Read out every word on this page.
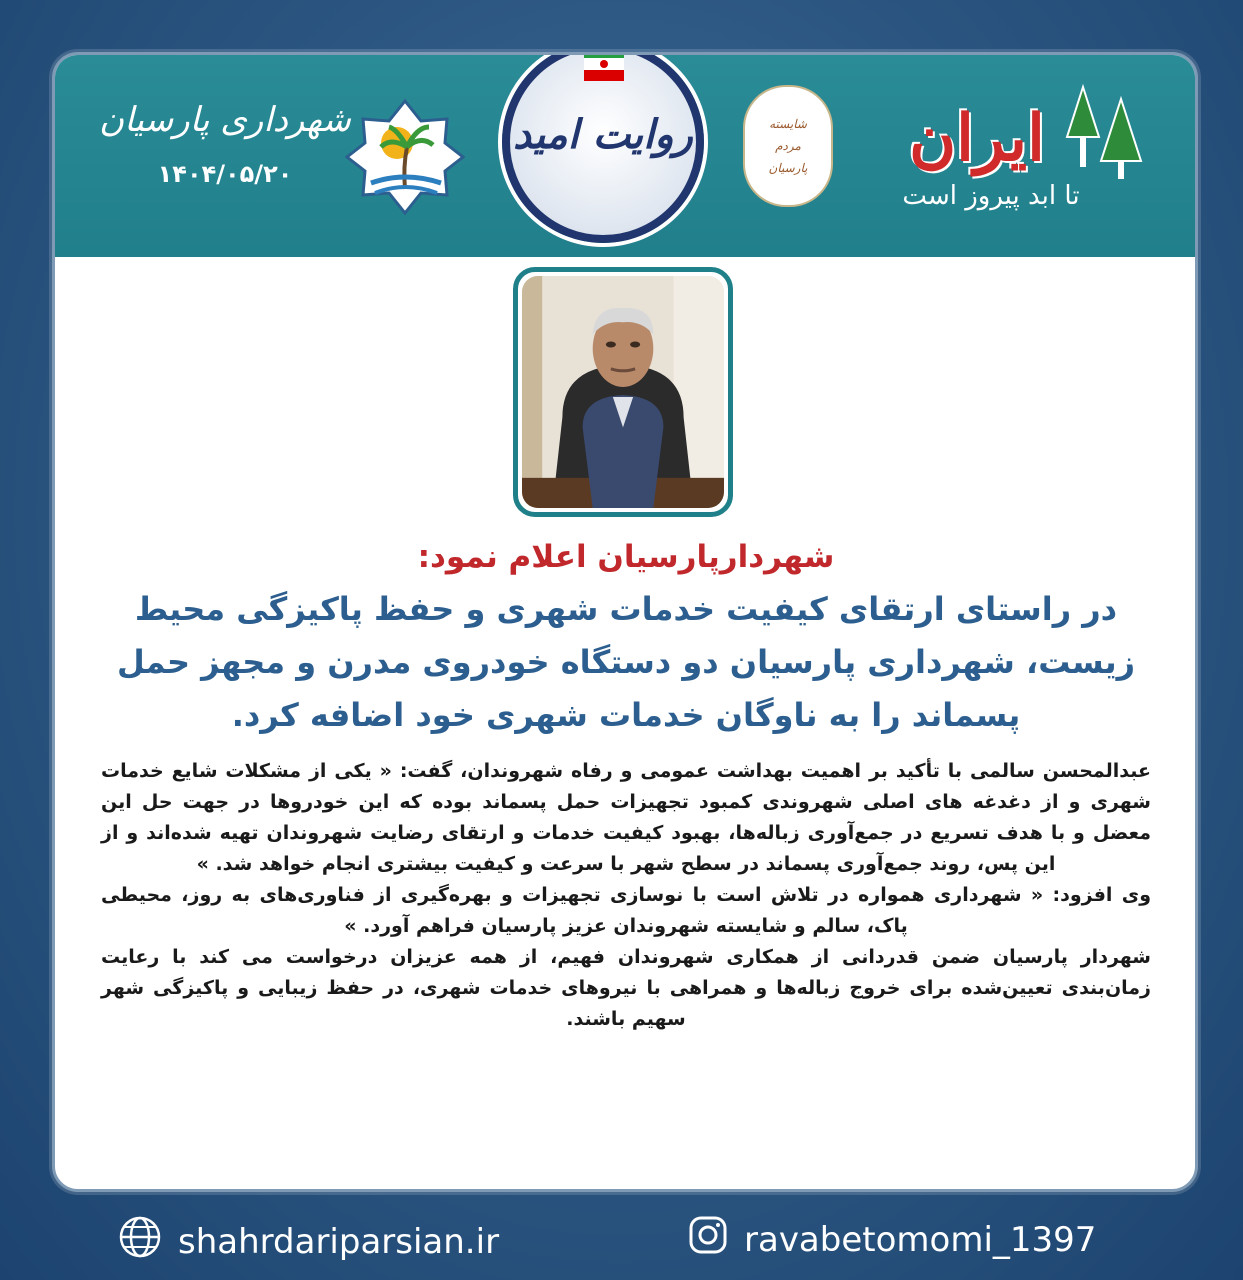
شهرداری پارسیان
۱۴۰۴/۰۵/۲۰
روایت امید	شایسته
مردم
پارسیان	ایران
تا ابد پیروز است
شهردارپارسیان اعلام نمود:
در راستای ارتقای کیفیت خدمات شهری و حفظ پاکیزگی محیط زیست، شهرداری پارسیان دو دستگاه خودروی مدرن و مجهز حمل پسماند را به ناوگان خدمات شهری خود اضافه کرد.

عبدالمحسن سالمی با تأکید بر اهمیت بهداشت عمومی و رفاه شهروندان، گفت: « یکی از مشکلات شایع خدمات شهری و از دغدغه های اصلی شهروندی کمبود تجهیزات حمل پسماند بوده که این خودروها در جهت حل این معضل و با هدف تسریع در جمع‌آوری زباله‌ها، بهبود کیفیت خدمات و ارتقای رضایت شهروندان تهیه شده‌اند و از این پس، روند جمع‌آوری پسماند در سطح شهر با سرعت و کیفیت بیشتری انجام خواهد شد. »

وی افزود: « شهرداری همواره در تلاش است با نوسازی تجهیزات و بهره‌گیری از فناوری‌های به روز، محیطی پاک، سالم و شایسته شهروندان عزیز پارسیان فراهم آورد. »

شهردار پارسیان ضمن قدردانی از همکاری شهروندان فهیم، از همه عزیزان درخواست می کند با رعایت زمان‌بندی تعیین‌شده برای خروج زباله‌ها و همراهی با نیروهای خدمات شهری، در حفظ زیبایی و پاکیزگی شهر سهیم باشند.

shahrdariparsian.ir	ravabetomomi_1397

.....

PROBLEM DETAILS: Reproduce every record above exactly, omitting the pictures.

THE SOLUTION:
Read out every word on this page.
شهرداری پارسیان
۱۴۰۴/۰۵/۲۰
روایت امید	شایسته
مردم
پارسیان	ایران
تا ابد پیروز است
شهردارپارسیان اعلام نمود:
در راستای ارتقای کیفیت خدمات شهری و حفظ پاکیزگی محیط زیست، شهرداری پارسیان دو دستگاه خودروی مدرن و مجهز حمل پسماند را به ناوگان خدمات شهری خود اضافه کرد.

عبدالمحسن سالمی با تأکید بر اهمیت بهداشت عمومی و رفاه شهروندان، گفت: « یکی از مشکلات شایع خدمات شهری و از دغدغه های اصلی شهروندی کمبود تجهیزات حمل پسماند بوده که این خودروها در جهت حل این معضل و با هدف تسریع در جمع‌آوری زباله‌ها، بهبود کیفیت خدمات و ارتقای رضایت شهروندان تهیه شده‌اند و از این پس، روند جمع‌آوری پسماند در سطح شهر با سرعت و کیفیت بیشتری انجام خواهد شد. »

وی افزود: « شهرداری همواره در تلاش است با نوسازی تجهیزات و بهره‌گیری از فناوری‌های به روز، محیطی پاک، سالم و شایسته شهروندان عزیز پارسیان فراهم آورد. »

شهردار پارسیان ضمن قدردانی از همکاری شهروندان فهیم، از همه عزیزان درخواست می کند با رعایت زمان‌بندی تعیین‌شده برای خروج زباله‌ها و همراهی با نیروهای خدمات شهری، در حفظ زیبایی و پاکیزگی شهر سهیم باشند.

shahrdariparsian.ir	ravabetomomi_1397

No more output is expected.